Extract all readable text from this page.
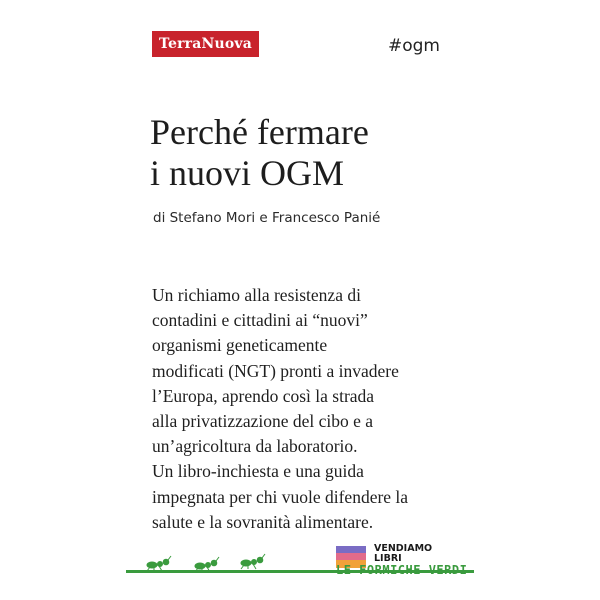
TerraNuova	#ogm
Perché fermare
i nuovi OGM
di Stefano Mori e Francesco Panié
Un richiamo alla resistenza di
contadini e cittadini ai “nuovi”
organismi geneticamente
modificati (NGT) pronti a invadere
l’Europa, aprendo così la strada
alla privatizzazione del cibo e a
un’agricoltura da laboratorio.
Un libro-inchiesta e una guida
impegnata per chi vuole difendere la
salute e la sovranità alimentare.
VENDIAMO
LIBRI
LE FORMICHE VERDI
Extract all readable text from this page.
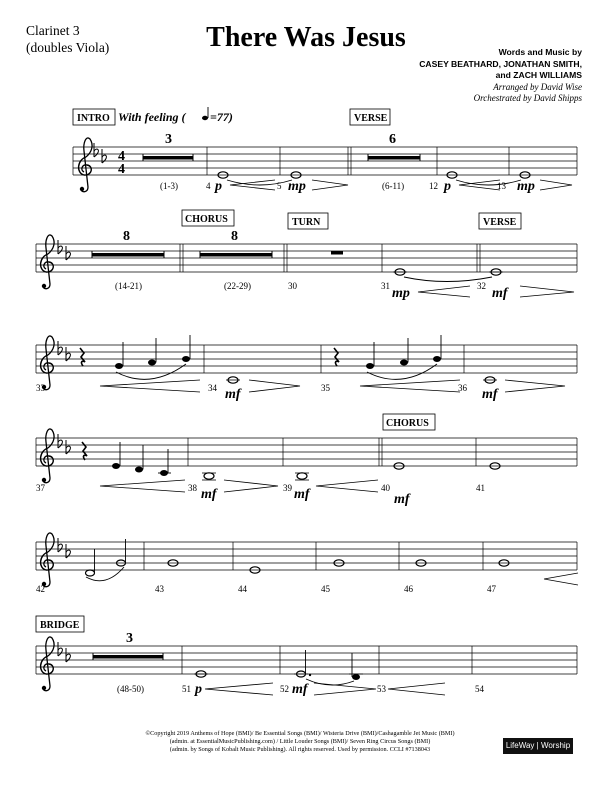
Clarinet 3
(doubles Viola)	There Was Jesus	Words and Music by
CASEY BEATHARD, JONATHAN SMITH,
and ZACH WILLIAMS
Arranged by David Wise
Orchestrated by David Shipps
4
4
3	6
p	mp	p	mp
(1-3)	4	5	(6-11)	12	13
INTRO With feeling ( =77)	VERSE
8	8
mp	mf
(14-21)	(22-29)	30	31	32
CHORUS	TURN	VERSE
mf	mf
33	34	35	36
mf	mf	mf
37	38	39	40	41
CHORUS
42	43	44	45	46	47
3
p	mf
(48-50)	51	52	53	54
BRIDGE
©Copyright 2019 Anthems of Hope (BMI)/ Be Essential Songs (BMI)/ Wisteria Drive (BMI)/Cashagamble Jet Music (BMI)
(admin. at EssentialMusicPublishing.com) / Little Louder Songs (BMI)/ Seven Ring Circus Songs (BMI)
(admin. by Songs of Kobalt Music Publishing). All rights reserved. Used by permission. CCLI #7138043	LifeWay | Worship
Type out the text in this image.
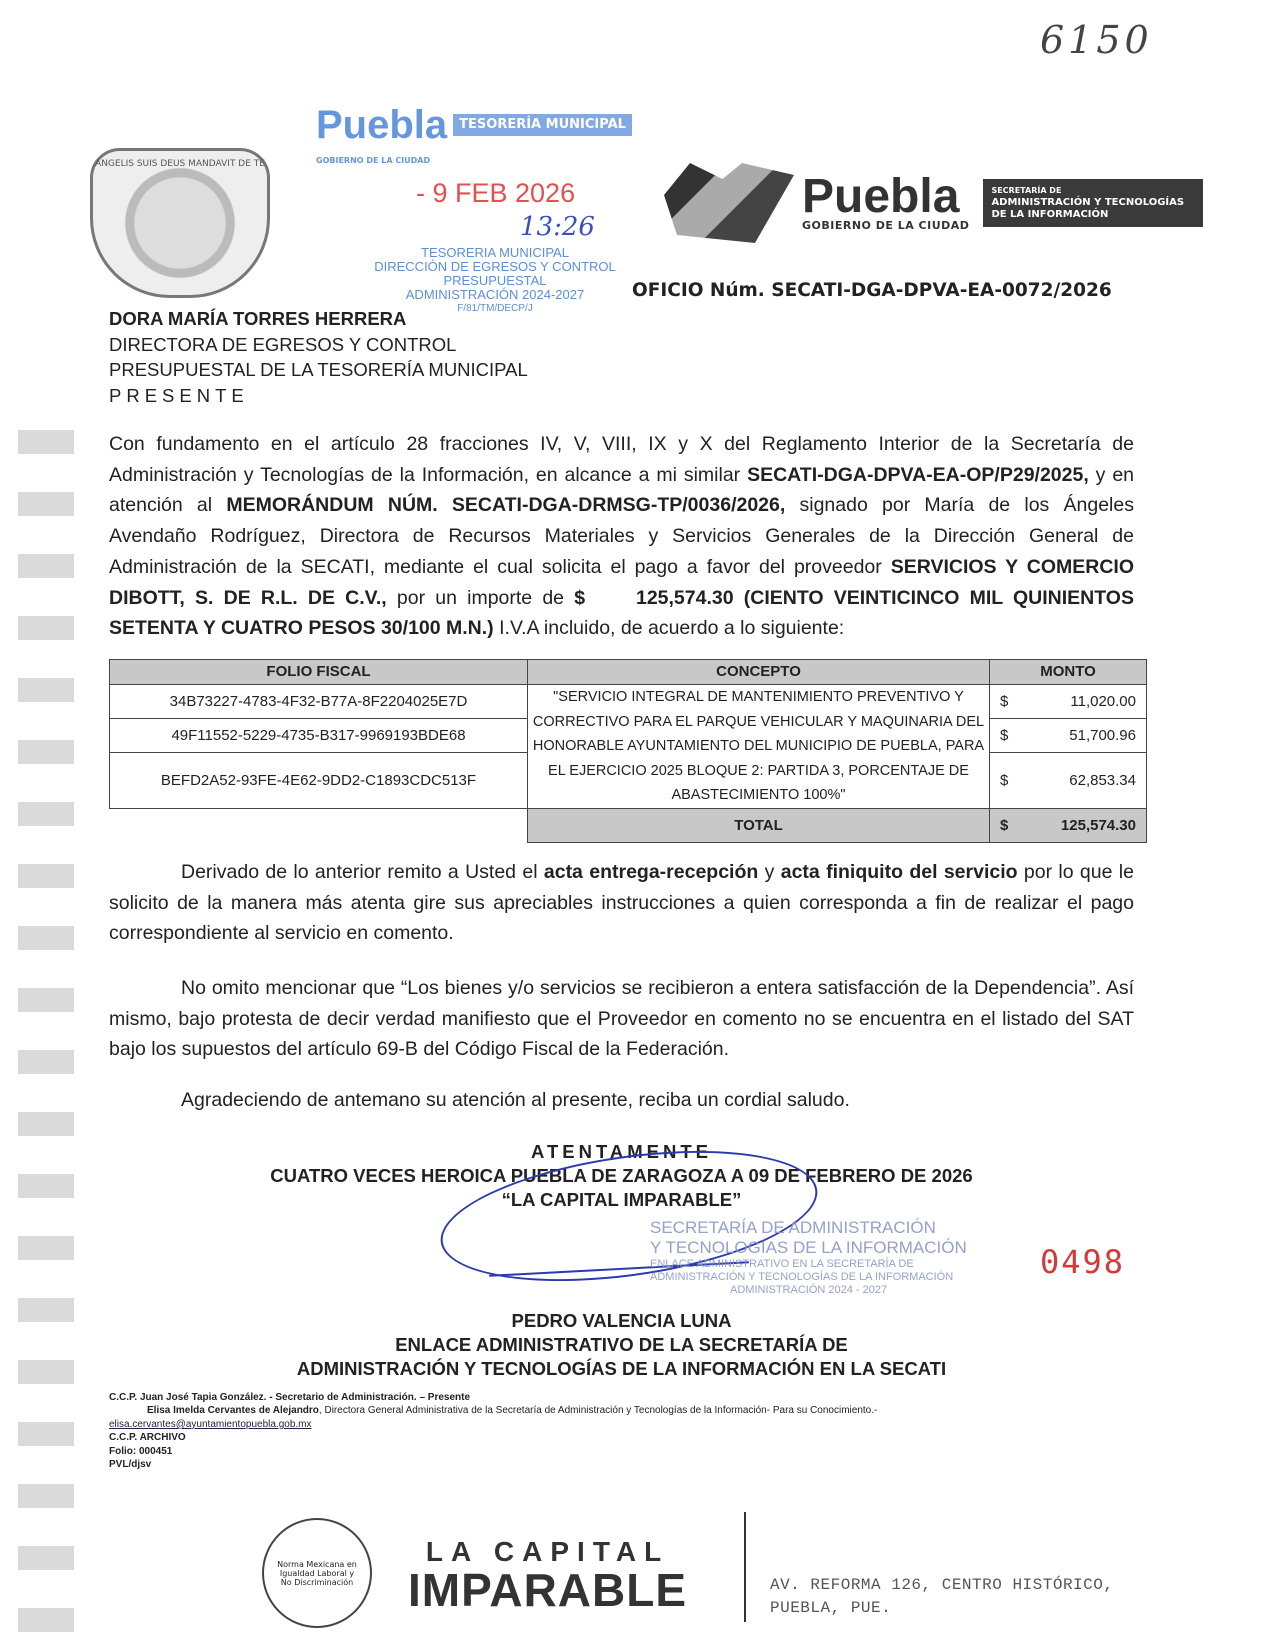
6150
ANGELIS SUIS DEUS MANDAVIT DE TE
Puebla TESORERÍA MUNICIPAL
GOBIERNO DE LA CIUDAD
- 9 FEB 2026
13:26
TESORERIA MUNICIPAL
DIRECCIÓN DE EGRESOS Y CONTROL
PRESUPUESTAL
ADMINISTRACIÓN 2024-2027
F/81/TM/DECP/J
Puebla
GOBIERNO DE LA CIUDAD
SECRETARÍA DE
ADMINISTRACIÓN Y TECNOLOGÍAS
DE LA INFORMACIÓN
OFICIO Núm. SECATI-DGA-DPVA-EA-0072/2026
DORA MARÍA TORRES HERRERA
DIRECTORA DE EGRESOS Y CONTROL
PRESUPUESTAL DE LA TESORERÍA MUNICIPAL
PRESENTE
Con fundamento en el artículo 28 fracciones IV, V, VIII, IX y X del Reglamento Interior de la Secretaría de Administración y Tecnologías de la Información, en alcance a mi similar SECATI-DGA-DPVA-EA-OP/P29/2025, y en atención al MEMORÁNDUM NÚM. SECATI-DGA-DRMSG-TP/0036/2026, signado por María de los Ángeles Avendaño Rodríguez, Directora de Recursos Materiales y Servicios Generales de la Dirección General de Administración de la SECATI, mediante el cual solicita el pago a favor del proveedor SERVICIOS Y COMERCIO DIBOTT, S. DE R.L. DE C.V., por un importe de $     125,574.30 (CIENTO VEINTICINCO MIL QUINIENTOS SETENTA Y CUATRO PESOS 30/100 M.N.) I.V.A incluido, de acuerdo a lo siguiente:
FOLIO FISCAL	CONCEPTO	MONTO	
34B73227-4783-4F32-B77A-8F2204025E7D	"SERVICIO INTEGRAL DE MANTENIMIENTO PREVENTIVO Y CORRECTIVO PARA EL PARQUE VEHICULAR Y MAQUINARIA DEL HONORABLE AYUNTAMIENTO DEL MUNICIPIO DE PUEBLA, PARA EL EJERCICIO 2025 BLOQUE 2: PARTIDA 3, PORCENTAJE DE ABASTECIMIENTO 100%"	$	11,020.00
49F11552-5229-4735-B317-9969193BDE68		$	51,700.96
BEFD2A52-93FE-4E62-9DD2-C1893CDC513F		$	62,853.34
	TOTAL	$	125,574.30
Derivado de lo anterior remito a Usted el acta entrega-recepción y acta finiquito del servicio por lo que le solicito de la manera más atenta gire sus apreciables instrucciones a quien corresponda a fin de realizar el pago correspondiente al servicio en comento.
No omito mencionar que “Los bienes y/o servicios se recibieron a entera satisfacción de la Dependencia”. Así mismo, bajo protesta de decir verdad manifiesto que el Proveedor en comento no se encuentra en el listado del SAT bajo los supuestos del artículo 69-B del Código Fiscal de la Federación.
Agradeciendo de antemano su atención al presente, reciba un cordial saludo.
ATENTAMENTE
CUATRO VECES HEROICA PUEBLA DE ZARAGOZA A 09 DE FEBRERO DE 2026
“LA CAPITAL IMPARABLE”
SECRETARÍA DE ADMINISTRACIÓN
Y TECNOLOGÍAS DE LA INFORMACIÓN
ENLACE ADMINISTRATIVO EN LA SECRETARÍA DE
ADMINISTRACIÓN Y TECNOLOGÍAS DE LA INFORMACIÓN
ADMINISTRACIÓN 2024 - 2027
0498
PEDRO VALENCIA LUNA
ENLACE ADMINISTRATIVO DE LA SECRETARÍA DE
ADMINISTRACIÓN Y TECNOLOGÍAS DE LA INFORMACIÓN EN LA SECATI
C.C.P. Juan José Tapia González. - Secretario de Administración. – Presente
Elisa Imelda Cervantes de Alejandro, Directora General Administrativa de la Secretaría de Administración y Tecnologías de la Información- Para su Conocimiento.-
elisa.cervantes@ayuntamientopuebla.gob.mx
C.C.P. ARCHIVO
Folio: 000451
PVL/djsv
Norma Mexicana en Igualdad Laboral y No Discriminación
LA CAPITAL
IMPARABLE	AV. REFORMA 126, CENTRO HISTÓRICO,
PUEBLA, PUE.
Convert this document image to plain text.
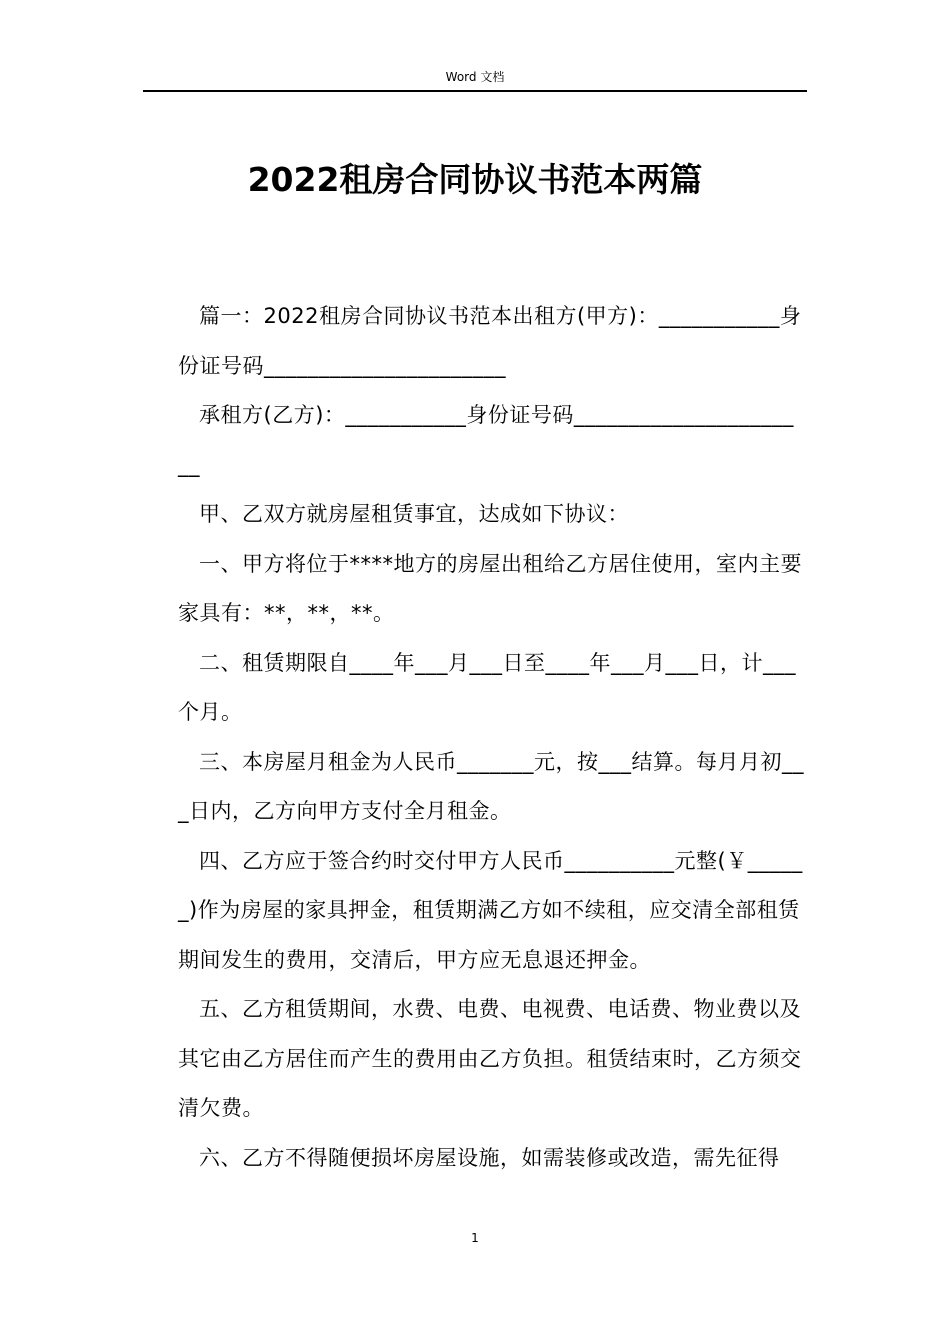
Word 文档
2022租房合同协议书范本两篇

篇一：2022租房合同协议书范本出租方(甲方)：___________身份证号码______________________

承租方(乙方)：___________身份证号码______________________

甲、乙双方就房屋租赁事宜，达成如下协议：

一、甲方将位于****地方的房屋出租给乙方居住使用，室内主要家具有：**，**，**。

二、租赁期限自____年___月___日至____年___月___日，计___个月。

三、本房屋月租金为人民币_______元，按___结算。每月月初___日内，乙方向甲方支付全月租金。

四、乙方应于签合约时交付甲方人民币__________元整(￥______)作为房屋的家具押金，租赁期满乙方如不续租，应交清全部租赁期间发生的费用，交清后，甲方应无息退还押金。

五、乙方租赁期间，水费、电费、电视费、电话费、物业费以及其它由乙方居住而产生的费用由乙方负担。租赁结束时，乙方须交清欠费。

六、乙方不得随便损坏房屋设施，如需装修或改造，需先征得

1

What the task requires
Omitting all images, print the listing exactly.

Exercise output
Extract all readable text from this page.
TerraNuova	#ogm
Perché fermare
i nuovi OGM
di Stefano Mori e Francesco Panié
Un richiamo alla resistenza di
contadini e cittadini ai “nuovi”
organismi geneticamente
modificati (NGT) pronti a invadere
l’Europa, aprendo così la strada
alla privatizzazione del cibo e a
un’agricoltura da laboratorio.
Un libro-inchiesta e una guida
impegnata per chi vuole difendere la
salute e la sovranità alimentare.
VENDIAMO
LIBRI
LE FORMICHE VERDI
Extract all readable text from this page.
Clarinet 3
(doubles Viola)	There Was Jesus	Words and Music by
CASEY BEATHARD, JONATHAN SMITH,
and ZACH WILLIAMS
Arranged by David Wise
Orchestrated by David Shipps
4
4
3	6
p	mp	p	mp
(1-3)	4	5	(6-11)	12	13
INTRO With feeling ( =77)	VERSE
8	8
mp	mf
(14-21)	(22-29)	30	31	32
CHORUS	TURN	VERSE
mf	mf
33	34	35	36
mf	mf	mf
37	38	39	40	41
CHORUS
42	43	44	45	46	47
3
p	mf
(48-50)	51	52	53	54
BRIDGE
©Copyright 2019 Anthems of Hope (BMI)/ Be Essential Songs (BMI)/ Wisteria Drive (BMI)/Cashagamble Jet Music (BMI)
(admin. at EssentialMusicPublishing.com) / Little Louder Songs (BMI)/ Seven Ring Circus Songs (BMI)
(admin. by Songs of Kobalt Music Publishing). All rights reserved. Used by permission. CCLI #7138043	LifeWay | Worship
Type out the text in this image.
6150
ANGELIS SUIS DEUS MANDAVIT DE TE
Puebla TESORERÍA MUNICIPAL
GOBIERNO DE LA CIUDAD
- 9 FEB 2026
13:26
TESORERIA MUNICIPAL
DIRECCIÓN DE EGRESOS Y CONTROL
PRESUPUESTAL
ADMINISTRACIÓN 2024-2027
F/81/TM/DECP/J
Puebla
GOBIERNO DE LA CIUDAD
SECRETARÍA DE
ADMINISTRACIÓN Y TECNOLOGÍAS
DE LA INFORMACIÓN
OFICIO Núm. SECATI-DGA-DPVA-EA-0072/2026
DORA MARÍA TORRES HERRERA
DIRECTORA DE EGRESOS Y CONTROL
PRESUPUESTAL DE LA TESORERÍA MUNICIPAL
PRESENTE
Con fundamento en el artículo 28 fracciones IV, V, VIII, IX y X del Reglamento Interior de la Secretaría de Administración y Tecnologías de la Información, en alcance a mi similar SECATI-DGA-DPVA-EA-OP/P29/2025, y en atención al MEMORÁNDUM NÚM. SECATI-DGA-DRMSG-TP/0036/2026, signado por María de los Ángeles Avendaño Rodríguez, Directora de Recursos Materiales y Servicios Generales de la Dirección General de Administración de la SECATI, mediante el cual solicita el pago a favor del proveedor SERVICIOS Y COMERCIO DIBOTT, S. DE R.L. DE C.V., por un importe de $     125,574.30 (CIENTO VEINTICINCO MIL QUINIENTOS SETENTA Y CUATRO PESOS 30/100 M.N.) I.V.A incluido, de acuerdo a lo siguiente:
FOLIO FISCAL	CONCEPTO	MONTO	
34B73227-4783-4F32-B77A-8F2204025E7D	"SERVICIO INTEGRAL DE MANTENIMIENTO PREVENTIVO Y CORRECTIVO PARA EL PARQUE VEHICULAR Y MAQUINARIA DEL HONORABLE AYUNTAMIENTO DEL MUNICIPIO DE PUEBLA, PARA EL EJERCICIO 2025 BLOQUE 2: PARTIDA 3, PORCENTAJE DE ABASTECIMIENTO 100%"	$	11,020.00
49F11552-5229-4735-B317-9969193BDE68		$	51,700.96
BEFD2A52-93FE-4E62-9DD2-C1893CDC513F		$	62,853.34
	TOTAL	$	125,574.30
Derivado de lo anterior remito a Usted el acta entrega-recepción y acta finiquito del servicio por lo que le solicito de la manera más atenta gire sus apreciables instrucciones a quien corresponda a fin de realizar el pago correspondiente al servicio en comento.
No omito mencionar que “Los bienes y/o servicios se recibieron a entera satisfacción de la Dependencia”. Así mismo, bajo protesta de decir verdad manifiesto que el Proveedor en comento no se encuentra en el listado del SAT bajo los supuestos del artículo 69-B del Código Fiscal de la Federación.
Agradeciendo de antemano su atención al presente, reciba un cordial saludo.
ATENTAMENTE
CUATRO VECES HEROICA PUEBLA DE ZARAGOZA A 09 DE FEBRERO DE 2026
“LA CAPITAL IMPARABLE”
SECRETARÍA DE ADMINISTRACIÓN
Y TECNOLOGÍAS DE LA INFORMACIÓN
ENLACE ADMINISTRATIVO EN LA SECRETARÍA DE
ADMINISTRACIÓN Y TECNOLOGÍAS DE LA INFORMACIÓN
ADMINISTRACIÓN 2024 - 2027
0498
PEDRO VALENCIA LUNA
ENLACE ADMINISTRATIVO DE LA SECRETARÍA DE
ADMINISTRACIÓN Y TECNOLOGÍAS DE LA INFORMACIÓN EN LA SECATI
C.C.P. Juan José Tapia González. - Secretario de Administración. – Presente
Elisa Imelda Cervantes de Alejandro, Directora General Administrativa de la Secretaría de Administración y Tecnologías de la Información- Para su Conocimiento.-
elisa.cervantes@ayuntamientopuebla.gob.mx
C.C.P. ARCHIVO
Folio: 000451
PVL/djsv
Norma Mexicana en Igualdad Laboral y No Discriminación
LA CAPITAL
IMPARABLE	AV. REFORMA 126, CENTRO HISTÓRICO,
PUEBLA, PUE.
Convert this document image to plain text.
Word 文档
2022租房合同协议书范本两篇

篇一：2022租房合同协议书范本出租方(甲方)：___________身份证号码______________________

承租方(乙方)：___________身份证号码______________________

甲、乙双方就房屋租赁事宜，达成如下协议：

一、甲方将位于****地方的房屋出租给乙方居住使用，室内主要家具有：**，**，**。

二、租赁期限自____年___月___日至____年___月___日，计___个月。

三、本房屋月租金为人民币_______元，按___结算。每月月初___日内，乙方向甲方支付全月租金。

四、乙方应于签合约时交付甲方人民币__________元整(￥______)作为房屋的家具押金，租赁期满乙方如不续租，应交清全部租赁期间发生的费用，交清后，甲方应无息退还押金。

五、乙方租赁期间，水费、电费、电视费、电话费、物业费以及其它由乙方居住而产生的费用由乙方负担。租赁结束时，乙方须交清欠费。

六、乙方不得随便损坏房屋设施，如需装修或改造，需先征得

1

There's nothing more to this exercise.